What the task asks
Copy every line that holds "como".
——————
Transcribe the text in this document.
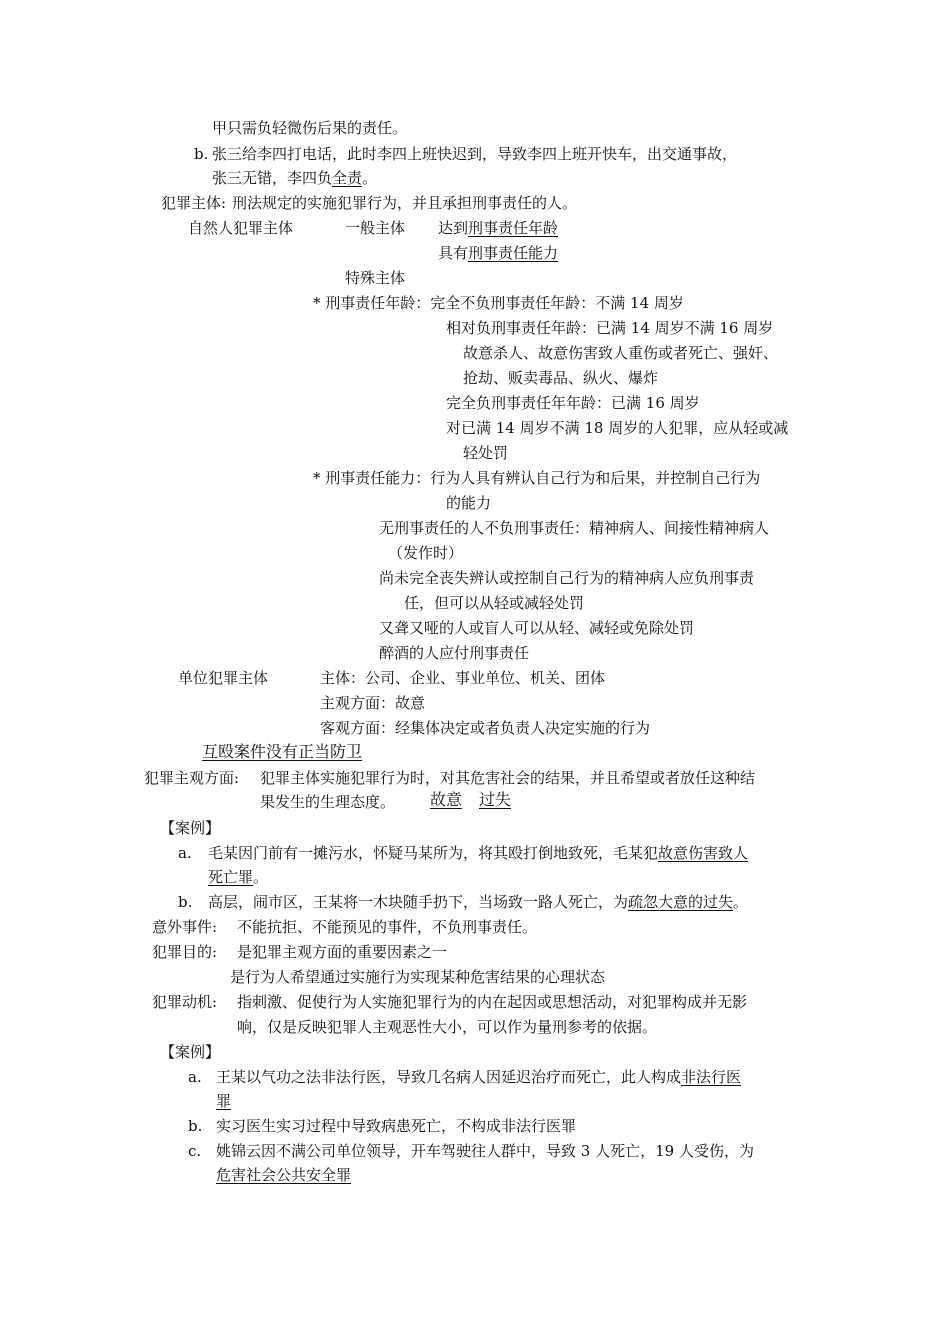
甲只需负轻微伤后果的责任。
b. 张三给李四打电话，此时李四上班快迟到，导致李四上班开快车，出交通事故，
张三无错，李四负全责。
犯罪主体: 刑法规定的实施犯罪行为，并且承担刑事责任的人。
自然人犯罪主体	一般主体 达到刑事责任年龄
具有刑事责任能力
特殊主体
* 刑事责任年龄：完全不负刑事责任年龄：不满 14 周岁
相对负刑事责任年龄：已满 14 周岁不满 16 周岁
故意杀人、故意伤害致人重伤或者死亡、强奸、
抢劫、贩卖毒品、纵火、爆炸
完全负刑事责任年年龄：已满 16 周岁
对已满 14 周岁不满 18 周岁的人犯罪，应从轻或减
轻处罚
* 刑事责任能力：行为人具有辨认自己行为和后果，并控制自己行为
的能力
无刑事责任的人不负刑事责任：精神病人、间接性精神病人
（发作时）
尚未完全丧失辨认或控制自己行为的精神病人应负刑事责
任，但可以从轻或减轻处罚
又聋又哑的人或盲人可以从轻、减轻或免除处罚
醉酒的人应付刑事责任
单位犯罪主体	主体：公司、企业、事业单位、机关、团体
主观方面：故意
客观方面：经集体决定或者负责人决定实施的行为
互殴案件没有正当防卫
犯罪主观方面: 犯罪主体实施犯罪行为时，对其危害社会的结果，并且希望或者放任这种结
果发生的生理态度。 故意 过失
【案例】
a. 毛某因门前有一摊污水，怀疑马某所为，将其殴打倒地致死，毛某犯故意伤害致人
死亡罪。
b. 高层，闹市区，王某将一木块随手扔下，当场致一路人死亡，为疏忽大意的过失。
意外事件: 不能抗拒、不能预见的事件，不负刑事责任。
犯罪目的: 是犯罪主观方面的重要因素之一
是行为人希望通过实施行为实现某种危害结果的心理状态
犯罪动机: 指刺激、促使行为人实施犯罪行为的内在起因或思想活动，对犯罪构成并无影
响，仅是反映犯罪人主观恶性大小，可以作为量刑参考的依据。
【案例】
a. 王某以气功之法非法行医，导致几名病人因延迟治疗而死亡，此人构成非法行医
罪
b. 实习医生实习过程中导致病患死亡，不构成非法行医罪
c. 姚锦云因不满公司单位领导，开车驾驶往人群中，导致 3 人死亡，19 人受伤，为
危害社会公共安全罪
——————
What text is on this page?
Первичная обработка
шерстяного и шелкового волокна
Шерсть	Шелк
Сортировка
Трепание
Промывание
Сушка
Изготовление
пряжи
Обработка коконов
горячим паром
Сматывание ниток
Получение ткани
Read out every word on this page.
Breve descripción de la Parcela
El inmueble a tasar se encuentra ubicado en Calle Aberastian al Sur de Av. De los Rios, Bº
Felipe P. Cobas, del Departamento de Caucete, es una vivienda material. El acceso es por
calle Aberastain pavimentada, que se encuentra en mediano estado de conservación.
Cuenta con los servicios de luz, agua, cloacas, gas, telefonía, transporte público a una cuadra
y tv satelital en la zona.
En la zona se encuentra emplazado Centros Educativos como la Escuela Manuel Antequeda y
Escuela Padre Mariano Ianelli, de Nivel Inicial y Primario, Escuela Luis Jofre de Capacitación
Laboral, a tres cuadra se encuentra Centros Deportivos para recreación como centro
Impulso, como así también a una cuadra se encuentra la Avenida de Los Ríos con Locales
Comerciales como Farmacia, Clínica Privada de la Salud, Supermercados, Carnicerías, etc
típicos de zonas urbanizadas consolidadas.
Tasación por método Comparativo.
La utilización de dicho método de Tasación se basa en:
——————
Task solution
En la zona se encuentra emplazado Centros Educativos como la Escuela Manuel Antequeda y
Laboral, a tres cuadra se encuentra Centros Deportivos para recreación como centro
Impulso, como así también a una cuadra se encuentra la Avenida de Los Ríos con Locales
Comerciales como Farmacia, Clínica Privada de la Salud, Supermercados, Carnicerías, etc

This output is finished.